§ What the task asks:
Edit the material from its first line through the line with "data-point-ach bbox=[327, 1073, 352, 1097]", replacing "panel-frame" with "panel-box" and leaving everything else unchanged. Give back only those lines.

════════════════

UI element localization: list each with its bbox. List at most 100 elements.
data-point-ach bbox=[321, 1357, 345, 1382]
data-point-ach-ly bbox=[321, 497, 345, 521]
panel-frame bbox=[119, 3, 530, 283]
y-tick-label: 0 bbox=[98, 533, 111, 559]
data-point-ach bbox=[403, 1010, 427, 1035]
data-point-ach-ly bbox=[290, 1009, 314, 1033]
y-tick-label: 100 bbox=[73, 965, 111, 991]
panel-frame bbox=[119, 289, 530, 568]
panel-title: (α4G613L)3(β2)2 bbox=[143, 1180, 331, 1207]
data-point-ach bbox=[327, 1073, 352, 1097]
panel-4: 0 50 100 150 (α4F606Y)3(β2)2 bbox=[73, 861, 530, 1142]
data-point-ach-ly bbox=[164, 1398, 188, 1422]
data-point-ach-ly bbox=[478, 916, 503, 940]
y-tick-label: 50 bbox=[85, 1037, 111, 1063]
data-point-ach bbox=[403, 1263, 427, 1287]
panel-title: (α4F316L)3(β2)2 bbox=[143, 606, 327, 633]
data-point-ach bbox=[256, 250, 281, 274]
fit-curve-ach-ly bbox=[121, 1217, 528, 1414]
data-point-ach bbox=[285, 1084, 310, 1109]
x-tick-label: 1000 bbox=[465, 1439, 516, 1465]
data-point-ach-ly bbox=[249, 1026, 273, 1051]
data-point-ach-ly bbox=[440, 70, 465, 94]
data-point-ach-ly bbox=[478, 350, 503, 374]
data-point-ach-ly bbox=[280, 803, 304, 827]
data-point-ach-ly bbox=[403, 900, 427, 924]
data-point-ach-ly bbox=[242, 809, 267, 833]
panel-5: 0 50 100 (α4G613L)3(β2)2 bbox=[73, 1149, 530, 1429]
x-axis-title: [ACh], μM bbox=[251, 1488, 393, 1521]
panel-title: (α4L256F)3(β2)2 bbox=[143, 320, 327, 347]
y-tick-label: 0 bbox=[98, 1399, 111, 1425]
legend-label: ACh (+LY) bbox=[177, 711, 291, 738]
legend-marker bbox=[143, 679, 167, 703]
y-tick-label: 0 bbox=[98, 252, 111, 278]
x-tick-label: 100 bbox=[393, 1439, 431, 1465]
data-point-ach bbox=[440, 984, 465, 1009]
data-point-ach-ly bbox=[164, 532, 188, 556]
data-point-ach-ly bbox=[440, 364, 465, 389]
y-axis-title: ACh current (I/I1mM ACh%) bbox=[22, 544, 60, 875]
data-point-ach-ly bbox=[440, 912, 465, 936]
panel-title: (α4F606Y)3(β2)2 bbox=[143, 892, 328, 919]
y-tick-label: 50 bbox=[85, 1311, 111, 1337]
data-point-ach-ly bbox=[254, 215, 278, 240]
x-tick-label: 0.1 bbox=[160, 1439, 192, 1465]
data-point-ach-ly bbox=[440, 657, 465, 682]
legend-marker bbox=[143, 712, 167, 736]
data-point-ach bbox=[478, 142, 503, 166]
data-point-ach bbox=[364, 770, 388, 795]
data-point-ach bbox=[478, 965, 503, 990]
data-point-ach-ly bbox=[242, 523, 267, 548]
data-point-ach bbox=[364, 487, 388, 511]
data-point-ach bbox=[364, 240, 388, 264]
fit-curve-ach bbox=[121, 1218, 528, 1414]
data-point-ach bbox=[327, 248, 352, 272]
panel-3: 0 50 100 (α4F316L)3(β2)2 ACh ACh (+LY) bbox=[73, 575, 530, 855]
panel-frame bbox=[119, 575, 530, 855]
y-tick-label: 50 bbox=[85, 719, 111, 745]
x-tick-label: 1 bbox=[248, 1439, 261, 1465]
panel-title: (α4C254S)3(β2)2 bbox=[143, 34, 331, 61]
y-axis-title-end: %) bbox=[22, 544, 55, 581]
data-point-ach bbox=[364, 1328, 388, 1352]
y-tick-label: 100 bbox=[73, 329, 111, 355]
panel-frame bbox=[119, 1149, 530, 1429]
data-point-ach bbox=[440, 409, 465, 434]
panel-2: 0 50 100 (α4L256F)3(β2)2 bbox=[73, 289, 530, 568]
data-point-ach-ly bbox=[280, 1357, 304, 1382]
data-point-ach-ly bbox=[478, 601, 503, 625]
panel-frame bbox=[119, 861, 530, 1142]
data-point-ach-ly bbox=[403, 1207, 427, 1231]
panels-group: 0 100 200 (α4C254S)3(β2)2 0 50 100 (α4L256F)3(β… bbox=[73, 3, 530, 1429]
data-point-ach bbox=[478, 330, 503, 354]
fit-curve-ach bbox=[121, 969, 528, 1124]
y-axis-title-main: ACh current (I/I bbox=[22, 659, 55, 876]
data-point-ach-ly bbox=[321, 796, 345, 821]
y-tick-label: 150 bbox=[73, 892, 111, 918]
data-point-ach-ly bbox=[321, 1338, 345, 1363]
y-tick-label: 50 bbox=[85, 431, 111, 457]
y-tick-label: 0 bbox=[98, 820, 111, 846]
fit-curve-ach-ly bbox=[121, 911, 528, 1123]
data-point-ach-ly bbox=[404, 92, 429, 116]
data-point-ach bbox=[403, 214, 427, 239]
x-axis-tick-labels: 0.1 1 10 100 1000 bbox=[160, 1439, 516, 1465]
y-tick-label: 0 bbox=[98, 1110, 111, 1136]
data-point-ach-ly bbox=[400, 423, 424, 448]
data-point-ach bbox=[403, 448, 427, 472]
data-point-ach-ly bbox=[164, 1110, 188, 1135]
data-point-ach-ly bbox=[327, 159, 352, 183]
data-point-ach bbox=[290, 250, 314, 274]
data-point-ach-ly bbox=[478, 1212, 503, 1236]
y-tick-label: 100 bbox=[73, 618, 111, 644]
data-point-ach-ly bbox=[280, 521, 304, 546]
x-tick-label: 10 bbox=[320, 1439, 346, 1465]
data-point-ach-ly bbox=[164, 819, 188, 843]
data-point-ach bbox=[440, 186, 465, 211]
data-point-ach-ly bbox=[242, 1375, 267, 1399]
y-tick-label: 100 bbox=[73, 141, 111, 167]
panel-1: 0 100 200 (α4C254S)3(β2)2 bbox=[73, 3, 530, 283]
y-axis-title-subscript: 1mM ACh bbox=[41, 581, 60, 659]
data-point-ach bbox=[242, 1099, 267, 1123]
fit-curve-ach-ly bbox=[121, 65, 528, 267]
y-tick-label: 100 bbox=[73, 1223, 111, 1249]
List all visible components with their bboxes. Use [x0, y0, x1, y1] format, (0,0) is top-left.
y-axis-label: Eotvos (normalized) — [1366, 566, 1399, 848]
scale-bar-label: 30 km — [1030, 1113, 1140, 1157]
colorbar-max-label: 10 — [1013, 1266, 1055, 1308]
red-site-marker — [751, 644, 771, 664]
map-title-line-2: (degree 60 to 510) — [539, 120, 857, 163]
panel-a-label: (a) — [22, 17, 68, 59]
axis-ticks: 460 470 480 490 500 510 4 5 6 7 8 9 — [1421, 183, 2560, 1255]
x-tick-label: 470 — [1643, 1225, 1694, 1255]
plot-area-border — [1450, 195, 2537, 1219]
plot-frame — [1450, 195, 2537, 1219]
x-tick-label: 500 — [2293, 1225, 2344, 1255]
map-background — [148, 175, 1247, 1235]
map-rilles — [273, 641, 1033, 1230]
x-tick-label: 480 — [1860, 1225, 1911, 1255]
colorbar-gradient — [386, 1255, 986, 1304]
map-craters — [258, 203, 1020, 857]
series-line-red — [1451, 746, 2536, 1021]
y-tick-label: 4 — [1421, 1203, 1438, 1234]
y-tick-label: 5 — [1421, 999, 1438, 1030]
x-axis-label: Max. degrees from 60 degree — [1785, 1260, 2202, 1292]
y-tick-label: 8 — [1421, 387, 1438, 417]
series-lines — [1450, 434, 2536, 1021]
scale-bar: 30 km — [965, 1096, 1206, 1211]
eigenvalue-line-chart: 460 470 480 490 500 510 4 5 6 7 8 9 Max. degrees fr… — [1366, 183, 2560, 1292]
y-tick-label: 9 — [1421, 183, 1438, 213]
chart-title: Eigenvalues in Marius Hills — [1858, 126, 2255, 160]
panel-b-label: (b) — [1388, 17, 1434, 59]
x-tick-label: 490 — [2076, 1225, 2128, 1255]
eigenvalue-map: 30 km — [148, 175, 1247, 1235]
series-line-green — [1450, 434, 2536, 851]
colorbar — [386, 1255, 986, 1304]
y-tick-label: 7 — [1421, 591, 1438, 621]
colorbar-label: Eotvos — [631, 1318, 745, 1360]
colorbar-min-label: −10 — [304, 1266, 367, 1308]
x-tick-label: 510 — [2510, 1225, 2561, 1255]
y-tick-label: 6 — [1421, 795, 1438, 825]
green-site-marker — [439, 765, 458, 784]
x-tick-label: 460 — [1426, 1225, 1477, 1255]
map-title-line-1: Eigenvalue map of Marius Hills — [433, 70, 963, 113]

════════════════

§ Written answer:
UI element localization: list each with its bbox. List at most 100 elements.
data-point-ach bbox=[321, 1357, 345, 1382]
data-point-ach-ly bbox=[321, 497, 345, 521]
panel-box bbox=[119, 3, 530, 283]
y-tick-label: 0 bbox=[98, 533, 111, 559]
data-point-ach bbox=[403, 1010, 427, 1035]
data-point-ach-ly bbox=[290, 1009, 314, 1033]
y-tick-label: 100 bbox=[73, 965, 111, 991]
panel-box bbox=[119, 289, 530, 568]
panel-title: (α4G613L)3(β2)2 bbox=[143, 1180, 331, 1207]
data-point-ach bbox=[327, 1073, 352, 1097]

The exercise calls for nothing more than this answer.